Required task: Locate the string "также" in the records below. Copy every line where it occurs.

Provided records:
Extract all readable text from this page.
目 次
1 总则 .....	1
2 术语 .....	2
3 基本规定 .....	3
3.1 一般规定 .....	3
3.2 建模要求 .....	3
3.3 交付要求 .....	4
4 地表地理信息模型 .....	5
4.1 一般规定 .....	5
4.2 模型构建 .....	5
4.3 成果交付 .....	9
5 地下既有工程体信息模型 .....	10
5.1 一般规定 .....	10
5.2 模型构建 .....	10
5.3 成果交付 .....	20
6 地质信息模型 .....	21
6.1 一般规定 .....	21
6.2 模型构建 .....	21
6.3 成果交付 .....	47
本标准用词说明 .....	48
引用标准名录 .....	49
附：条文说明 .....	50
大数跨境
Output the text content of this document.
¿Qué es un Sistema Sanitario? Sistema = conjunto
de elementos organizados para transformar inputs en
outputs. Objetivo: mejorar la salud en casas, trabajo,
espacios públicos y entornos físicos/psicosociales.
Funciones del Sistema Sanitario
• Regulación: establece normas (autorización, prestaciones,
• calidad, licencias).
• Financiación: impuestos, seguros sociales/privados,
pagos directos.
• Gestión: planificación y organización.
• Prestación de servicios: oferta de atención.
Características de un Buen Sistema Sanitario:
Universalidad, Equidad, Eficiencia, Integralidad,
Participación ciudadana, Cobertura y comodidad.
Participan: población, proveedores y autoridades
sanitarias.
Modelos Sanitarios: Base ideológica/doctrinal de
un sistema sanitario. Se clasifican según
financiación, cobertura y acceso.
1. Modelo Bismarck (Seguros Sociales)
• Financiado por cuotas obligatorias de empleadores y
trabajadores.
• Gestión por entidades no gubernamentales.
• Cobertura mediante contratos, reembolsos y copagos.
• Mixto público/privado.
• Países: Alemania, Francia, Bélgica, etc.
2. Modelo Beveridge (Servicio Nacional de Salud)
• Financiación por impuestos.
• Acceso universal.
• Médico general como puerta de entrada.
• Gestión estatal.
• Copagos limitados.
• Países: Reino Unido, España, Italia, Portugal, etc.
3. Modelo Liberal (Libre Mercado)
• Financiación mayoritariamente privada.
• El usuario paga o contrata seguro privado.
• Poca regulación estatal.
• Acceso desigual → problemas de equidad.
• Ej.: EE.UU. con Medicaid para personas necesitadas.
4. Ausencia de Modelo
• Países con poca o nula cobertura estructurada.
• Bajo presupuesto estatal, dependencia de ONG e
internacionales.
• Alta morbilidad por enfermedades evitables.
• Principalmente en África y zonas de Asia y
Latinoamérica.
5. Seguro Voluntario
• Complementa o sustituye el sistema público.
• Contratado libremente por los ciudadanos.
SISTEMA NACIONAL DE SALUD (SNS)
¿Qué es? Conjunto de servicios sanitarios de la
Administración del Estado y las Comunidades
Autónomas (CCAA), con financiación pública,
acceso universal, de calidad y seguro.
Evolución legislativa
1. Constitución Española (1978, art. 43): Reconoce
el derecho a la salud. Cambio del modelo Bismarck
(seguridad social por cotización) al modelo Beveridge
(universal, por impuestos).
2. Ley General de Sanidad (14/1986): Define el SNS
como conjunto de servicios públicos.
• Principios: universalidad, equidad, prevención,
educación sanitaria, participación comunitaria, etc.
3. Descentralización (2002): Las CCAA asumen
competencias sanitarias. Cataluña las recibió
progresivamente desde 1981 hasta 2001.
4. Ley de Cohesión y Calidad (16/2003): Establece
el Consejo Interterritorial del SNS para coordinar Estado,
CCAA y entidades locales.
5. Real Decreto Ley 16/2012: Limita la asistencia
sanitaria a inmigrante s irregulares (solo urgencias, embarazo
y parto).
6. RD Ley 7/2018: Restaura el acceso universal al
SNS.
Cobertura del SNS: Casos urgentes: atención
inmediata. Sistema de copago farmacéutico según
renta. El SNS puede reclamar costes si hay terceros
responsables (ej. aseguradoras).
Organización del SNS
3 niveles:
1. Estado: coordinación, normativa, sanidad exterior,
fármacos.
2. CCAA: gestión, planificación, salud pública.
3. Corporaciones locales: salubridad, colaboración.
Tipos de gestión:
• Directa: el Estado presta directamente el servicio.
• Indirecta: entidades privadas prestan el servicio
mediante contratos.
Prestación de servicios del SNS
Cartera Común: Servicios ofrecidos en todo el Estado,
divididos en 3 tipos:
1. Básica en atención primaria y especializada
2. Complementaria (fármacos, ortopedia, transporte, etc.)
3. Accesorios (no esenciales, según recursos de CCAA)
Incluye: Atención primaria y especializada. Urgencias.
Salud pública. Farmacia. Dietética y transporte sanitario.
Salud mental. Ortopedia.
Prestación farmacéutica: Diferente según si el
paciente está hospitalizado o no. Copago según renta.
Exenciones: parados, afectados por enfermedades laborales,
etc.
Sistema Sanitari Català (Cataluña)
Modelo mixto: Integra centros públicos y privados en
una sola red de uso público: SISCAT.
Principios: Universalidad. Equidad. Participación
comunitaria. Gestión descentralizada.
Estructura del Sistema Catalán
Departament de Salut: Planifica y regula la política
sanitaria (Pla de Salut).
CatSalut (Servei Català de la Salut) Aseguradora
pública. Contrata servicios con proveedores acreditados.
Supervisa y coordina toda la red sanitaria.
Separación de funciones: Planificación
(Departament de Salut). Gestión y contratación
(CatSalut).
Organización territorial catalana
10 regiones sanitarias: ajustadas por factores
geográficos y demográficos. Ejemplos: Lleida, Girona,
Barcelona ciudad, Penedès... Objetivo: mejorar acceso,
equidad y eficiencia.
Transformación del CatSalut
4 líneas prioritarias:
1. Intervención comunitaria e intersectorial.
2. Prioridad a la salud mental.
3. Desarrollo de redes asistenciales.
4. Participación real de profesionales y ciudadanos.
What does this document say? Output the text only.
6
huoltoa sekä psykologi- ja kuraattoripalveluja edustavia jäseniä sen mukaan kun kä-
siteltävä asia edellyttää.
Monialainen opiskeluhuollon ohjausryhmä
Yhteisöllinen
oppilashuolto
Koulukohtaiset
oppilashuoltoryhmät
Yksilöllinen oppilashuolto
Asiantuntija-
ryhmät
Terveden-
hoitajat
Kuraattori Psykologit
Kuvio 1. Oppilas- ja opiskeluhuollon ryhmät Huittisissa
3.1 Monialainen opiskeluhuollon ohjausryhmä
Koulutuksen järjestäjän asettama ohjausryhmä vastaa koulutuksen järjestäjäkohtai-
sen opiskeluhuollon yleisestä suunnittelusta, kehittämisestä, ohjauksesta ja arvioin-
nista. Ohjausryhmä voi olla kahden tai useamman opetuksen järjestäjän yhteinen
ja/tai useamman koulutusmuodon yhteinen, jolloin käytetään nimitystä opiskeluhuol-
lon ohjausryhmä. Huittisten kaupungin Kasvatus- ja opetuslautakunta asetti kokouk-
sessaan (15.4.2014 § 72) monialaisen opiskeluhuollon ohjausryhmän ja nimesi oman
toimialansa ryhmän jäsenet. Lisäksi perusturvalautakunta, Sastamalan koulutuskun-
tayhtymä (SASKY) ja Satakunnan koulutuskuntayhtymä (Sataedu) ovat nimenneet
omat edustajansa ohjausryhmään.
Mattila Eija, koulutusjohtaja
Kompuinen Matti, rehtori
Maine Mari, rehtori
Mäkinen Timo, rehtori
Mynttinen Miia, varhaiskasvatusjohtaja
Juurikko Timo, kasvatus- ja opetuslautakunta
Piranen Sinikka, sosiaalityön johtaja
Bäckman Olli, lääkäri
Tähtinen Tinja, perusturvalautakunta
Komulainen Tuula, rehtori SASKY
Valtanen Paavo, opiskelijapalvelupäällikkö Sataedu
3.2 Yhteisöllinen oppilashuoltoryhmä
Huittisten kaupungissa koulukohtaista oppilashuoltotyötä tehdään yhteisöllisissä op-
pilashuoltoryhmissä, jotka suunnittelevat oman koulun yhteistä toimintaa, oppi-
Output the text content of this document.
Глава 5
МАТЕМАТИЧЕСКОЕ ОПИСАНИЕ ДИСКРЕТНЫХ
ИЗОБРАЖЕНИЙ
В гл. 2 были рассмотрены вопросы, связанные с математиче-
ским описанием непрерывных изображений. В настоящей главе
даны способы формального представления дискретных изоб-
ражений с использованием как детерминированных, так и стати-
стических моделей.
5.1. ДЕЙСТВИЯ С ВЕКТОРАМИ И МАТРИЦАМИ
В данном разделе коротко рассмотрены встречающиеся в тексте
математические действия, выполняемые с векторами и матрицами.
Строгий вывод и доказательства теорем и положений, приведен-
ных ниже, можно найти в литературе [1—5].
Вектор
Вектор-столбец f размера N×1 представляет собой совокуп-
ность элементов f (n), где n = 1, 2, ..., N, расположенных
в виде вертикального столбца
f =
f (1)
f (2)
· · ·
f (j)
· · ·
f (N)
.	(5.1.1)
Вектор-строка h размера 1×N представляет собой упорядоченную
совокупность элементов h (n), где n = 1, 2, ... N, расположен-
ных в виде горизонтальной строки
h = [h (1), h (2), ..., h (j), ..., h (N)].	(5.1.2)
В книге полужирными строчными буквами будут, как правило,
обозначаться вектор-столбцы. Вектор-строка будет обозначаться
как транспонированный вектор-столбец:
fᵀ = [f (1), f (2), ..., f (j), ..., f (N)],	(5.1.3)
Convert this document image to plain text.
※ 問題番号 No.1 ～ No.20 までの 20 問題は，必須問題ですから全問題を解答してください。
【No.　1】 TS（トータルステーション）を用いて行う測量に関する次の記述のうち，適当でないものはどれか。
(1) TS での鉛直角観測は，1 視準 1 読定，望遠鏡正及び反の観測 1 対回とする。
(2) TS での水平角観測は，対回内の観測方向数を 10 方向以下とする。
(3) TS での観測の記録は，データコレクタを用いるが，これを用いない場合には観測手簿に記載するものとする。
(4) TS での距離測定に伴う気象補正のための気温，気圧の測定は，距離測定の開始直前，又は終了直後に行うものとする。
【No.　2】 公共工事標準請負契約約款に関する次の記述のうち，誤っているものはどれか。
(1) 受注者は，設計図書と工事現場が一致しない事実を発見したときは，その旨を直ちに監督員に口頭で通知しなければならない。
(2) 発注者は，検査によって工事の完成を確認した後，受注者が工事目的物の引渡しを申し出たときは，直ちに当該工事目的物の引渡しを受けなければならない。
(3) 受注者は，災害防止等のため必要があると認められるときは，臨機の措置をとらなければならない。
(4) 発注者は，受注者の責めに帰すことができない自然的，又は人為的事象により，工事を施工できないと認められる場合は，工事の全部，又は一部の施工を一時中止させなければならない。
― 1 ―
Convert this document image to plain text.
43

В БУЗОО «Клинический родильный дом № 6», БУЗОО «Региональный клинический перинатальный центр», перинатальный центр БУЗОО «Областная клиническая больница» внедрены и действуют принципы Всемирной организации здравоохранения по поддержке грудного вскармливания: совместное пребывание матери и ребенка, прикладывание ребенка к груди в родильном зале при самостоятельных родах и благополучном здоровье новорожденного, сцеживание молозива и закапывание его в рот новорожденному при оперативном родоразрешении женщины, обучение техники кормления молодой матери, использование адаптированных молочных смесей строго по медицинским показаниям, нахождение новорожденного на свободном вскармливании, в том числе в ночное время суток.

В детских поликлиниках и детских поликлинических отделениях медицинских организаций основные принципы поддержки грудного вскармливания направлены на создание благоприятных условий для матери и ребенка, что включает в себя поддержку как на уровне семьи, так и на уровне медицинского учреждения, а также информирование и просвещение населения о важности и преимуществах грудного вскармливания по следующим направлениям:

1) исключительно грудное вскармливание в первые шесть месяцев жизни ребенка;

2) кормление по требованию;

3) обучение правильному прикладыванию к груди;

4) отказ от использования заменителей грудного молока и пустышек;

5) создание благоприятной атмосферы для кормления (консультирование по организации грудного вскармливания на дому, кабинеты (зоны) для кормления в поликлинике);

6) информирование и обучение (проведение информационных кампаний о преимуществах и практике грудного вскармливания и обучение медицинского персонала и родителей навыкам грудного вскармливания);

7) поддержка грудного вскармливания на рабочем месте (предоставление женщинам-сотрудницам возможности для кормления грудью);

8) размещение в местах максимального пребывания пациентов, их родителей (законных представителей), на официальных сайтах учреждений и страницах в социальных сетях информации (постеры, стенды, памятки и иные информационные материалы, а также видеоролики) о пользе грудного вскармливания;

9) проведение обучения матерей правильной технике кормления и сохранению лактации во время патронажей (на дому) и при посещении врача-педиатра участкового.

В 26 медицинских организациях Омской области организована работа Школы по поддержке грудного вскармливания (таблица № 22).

Solution:
В детских поликлиниках и детских поликлинических отделениях медицинских организаций основные принципы поддержки грудного вскармливания направлены на создание благоприятных условий для матери и ребенка, что включает в себя поддержку как на уровне семьи, так и на уровне медицинского учреждения, а также информирование и просвещение населения о важности и преимуществах грудного вскармливания по следующим направлениям:
8) размещение в местах максимального пребывания пациентов, их родителей (законных представителей), на официальных сайтах учреждений и страницах в социальных сетях информации (постеры, стенды, памятки и иные информационные материалы, а также видеоролики) о пользе грудного вскармливания;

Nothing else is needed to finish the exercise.